━━━━━ Text extract

The new system, implemented along the lines explained further down,
presently supports
the following applications:
For a long time, the project had only been internally documented, without time being invested into making public documentation available. I now realize that the approach pursued is somewhat complementary to other ongoing projects; some aspects of the developed solution may be of common interest, for instance
This text focuses on the principal concepts formulated and deployed. It does not provide a detailed description of how these concepts have been put to work - rather, it picks up and illustrates some particular issues - it is meant as a kind of inventory of useful concepts and their successful implementation. Some notions used in the discussion on concurrency and resource handling may sound somewhat academic - the text tries to demonstrate that clearly recognizing and addressing these issues is essential for obtaining an efficient and reliably working system.
Source-code, tics, and the documentation on printed-circuit layout are presently not available on a public server. Although the project is pursued in a spirit of open software, investing time for dealing with copy-right issues and for keeping public documentation up to date is presently not justified. If access to my internal documentation is needed, please contact me at juergen.harms@unige.ch.
The basic concept for implementing the system is that of a distributed system
The system supports four types of nodes:
"Target nodes"
The "Master Node" (only one master node may exist on the system).
"Button Nodes"
provide push-button control over a set of devices (controlled by the target-nodes) and - optionally - operate LEDs that indicate the state of the devices. As an example, Figure 2.1.1-1 shows a button board with 10 LED-buttons for mounting in a double-68 mm wall fitting.
"Display Nodes"
Additional types can be added any time - for instance, the development of a wall-clock with alarm functions has just been completed. For the time being, it is handled as an additional type, but possibly it should become a variant of a display-node.
Distinguishing between types of nodes is an issue of software
engineering: it facilitates the implementation of node software. All
nodes of a given type use the same software, differences between
different kinds of - say - target-nodes are handled under control of
Unix-style "environment variables" that conditionally
include code that takes care of the particular features to be
implemented.
Complemented by simple dialogues that are run when the master-node or a target-node come up, this is all that is needed to keep a multi-node system in a consistent state; this approach even allows to re-boot any single node without loss of configuration data. This example also illustrates the fact that the careful definition of the protocol is a key item in the design of the system.
There is an additional important element that influences overall system design: the system is designed to be independent of interactions with a running PC.
The bus uses category-5 cables that had been installed as spares at the time my local area Ethernet had been installed. The central and most important part of the network uses standard galvanically coupled differential CAN technology (MCP2551-like interface ICs, ISO 11898-2). The branch of the network that goes through the garden is implemented as an independent CAN bus: this "secondary bus" also uses ISO 11898-2 interface, but is connected to the central part by a bus-to-bus coupler node that uses optocouplers for galvanic separation. This concept has made its proof: it survived a direct hit in a thunderstorm that killed my TV and Hifi equipment.
Although the linear topology imposed by CAN suits large parts of the application topology, it has been necessary in some segments to recur to a token-ring like bus-over-star wiring.
Presently, the bus has an overall length of nearly 100 meters and supports a permanently growing number of nodes (more than a dozen at present). The bus is operated at a clock rate of 100 kBps: this is sufficiently fast to provide good real-time response and communication capacity, and is sufficiently slow to be safe with respect to problems of impedance matching and of stub-wiring lengths.

━━━━━━━━━━
━━━━━ Raw data

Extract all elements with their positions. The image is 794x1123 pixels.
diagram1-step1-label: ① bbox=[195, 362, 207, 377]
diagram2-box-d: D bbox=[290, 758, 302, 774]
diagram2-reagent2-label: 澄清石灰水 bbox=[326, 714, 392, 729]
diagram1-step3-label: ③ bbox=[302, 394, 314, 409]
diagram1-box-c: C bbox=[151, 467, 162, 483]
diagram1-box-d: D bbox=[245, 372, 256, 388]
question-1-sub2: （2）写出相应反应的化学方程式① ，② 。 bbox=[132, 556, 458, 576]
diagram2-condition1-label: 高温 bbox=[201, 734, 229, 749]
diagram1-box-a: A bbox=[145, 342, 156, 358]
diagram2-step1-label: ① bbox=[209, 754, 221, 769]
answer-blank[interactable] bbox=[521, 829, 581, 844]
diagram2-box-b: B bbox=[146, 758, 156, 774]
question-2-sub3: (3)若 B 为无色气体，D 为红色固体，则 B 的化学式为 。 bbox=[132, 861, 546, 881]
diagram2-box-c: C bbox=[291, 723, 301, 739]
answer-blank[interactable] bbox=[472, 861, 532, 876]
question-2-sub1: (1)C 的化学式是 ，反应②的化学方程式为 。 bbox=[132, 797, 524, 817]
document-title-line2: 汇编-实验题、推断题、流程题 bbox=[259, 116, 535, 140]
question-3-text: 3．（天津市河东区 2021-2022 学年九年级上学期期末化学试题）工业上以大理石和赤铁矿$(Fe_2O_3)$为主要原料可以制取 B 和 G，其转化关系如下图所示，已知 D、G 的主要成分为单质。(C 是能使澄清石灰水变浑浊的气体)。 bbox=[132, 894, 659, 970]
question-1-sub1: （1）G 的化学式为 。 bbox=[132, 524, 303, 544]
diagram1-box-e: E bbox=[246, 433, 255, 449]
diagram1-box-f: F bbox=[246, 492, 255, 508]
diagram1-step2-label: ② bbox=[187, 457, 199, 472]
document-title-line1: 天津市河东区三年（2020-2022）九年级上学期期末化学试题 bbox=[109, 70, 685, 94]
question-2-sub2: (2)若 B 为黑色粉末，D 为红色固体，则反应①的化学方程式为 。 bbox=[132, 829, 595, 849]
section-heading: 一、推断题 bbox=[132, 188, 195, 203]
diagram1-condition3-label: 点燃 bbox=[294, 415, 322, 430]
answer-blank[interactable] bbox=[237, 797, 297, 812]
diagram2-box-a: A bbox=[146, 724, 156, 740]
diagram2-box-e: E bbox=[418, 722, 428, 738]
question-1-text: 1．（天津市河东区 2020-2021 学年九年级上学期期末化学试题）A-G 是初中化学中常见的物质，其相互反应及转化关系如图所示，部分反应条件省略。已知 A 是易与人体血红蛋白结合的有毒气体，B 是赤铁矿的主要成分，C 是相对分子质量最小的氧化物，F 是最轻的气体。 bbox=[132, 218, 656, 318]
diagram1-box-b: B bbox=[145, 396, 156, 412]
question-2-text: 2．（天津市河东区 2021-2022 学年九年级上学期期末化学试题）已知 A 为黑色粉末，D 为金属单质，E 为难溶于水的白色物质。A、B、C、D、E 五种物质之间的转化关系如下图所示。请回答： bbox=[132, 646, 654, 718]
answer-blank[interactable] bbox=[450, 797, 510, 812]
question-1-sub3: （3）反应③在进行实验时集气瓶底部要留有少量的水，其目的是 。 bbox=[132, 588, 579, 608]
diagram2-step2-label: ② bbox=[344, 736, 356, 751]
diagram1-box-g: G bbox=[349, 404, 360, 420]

━━━━━━━━━━

To be done
1. In the CAN-bus system text, reproduce the stretch from "There is an" through "a running PC.", swapping "running PC" for "host computer".
2. Pick out and copy every row that contains the string "question".

Task answers
1.
There is an additional important element that influences overall system design: the system is designed to be independent of interactions with a host computer.

2.
question-1-sub2: （2）写出相应反应的化学方程式① ，② 。 bbox=[132, 556, 458, 576]
question-2-sub3: (3)若 B 为无色气体，D 为红色固体，则 B 的化学式为 。 bbox=[132, 861, 546, 881]
question-2-sub1: (1)C 的化学式是 ，反应②的化学方程式为 。 bbox=[132, 797, 524, 817]
question-3-text: 3．（天津市河东区 2021-2022 学年九年级上学期期末化学试题）工业上以大理石和赤铁矿$(Fe_2O_3)$为主要原料可以制取 B 和 G，其转化关系如下图所示，已知 D、G 的主要成分为单质。(C 是能使澄清石灰水变浑浊的气体)。 bbox=[132, 894, 659, 970]
question-1-sub1: （1）G 的化学式为 。 bbox=[132, 524, 303, 544]
question-2-sub2: (2)若 B 为黑色粉末，D 为红色固体，则反应①的化学方程式为 。 bbox=[132, 829, 595, 849]
question-1-text: 1．（天津市河东区 2020-2021 学年九年级上学期期末化学试题）A-G 是初中化学中常见的物质，其相互反应及转化关系如图所示，部分反应条件省略。已知 A 是易与人体血红蛋白结合的有毒气体，B 是赤铁矿的主要成分，C 是相对分子质量最小的氧化物，F 是最轻的气体。 bbox=[132, 218, 656, 318]
question-2-text: 2．（天津市河东区 2021-2022 学年九年级上学期期末化学试题）已知 A 为黑色粉末，D 为金属单质，E 为难溶于水的白色物质。A、B、C、D、E 五种物质之间的转化关系如下图所示。请回答： bbox=[132, 646, 654, 718]
question-1-sub3: （3）反应③在进行实验时集气瓶底部要留有少量的水，其目的是 。 bbox=[132, 588, 579, 608]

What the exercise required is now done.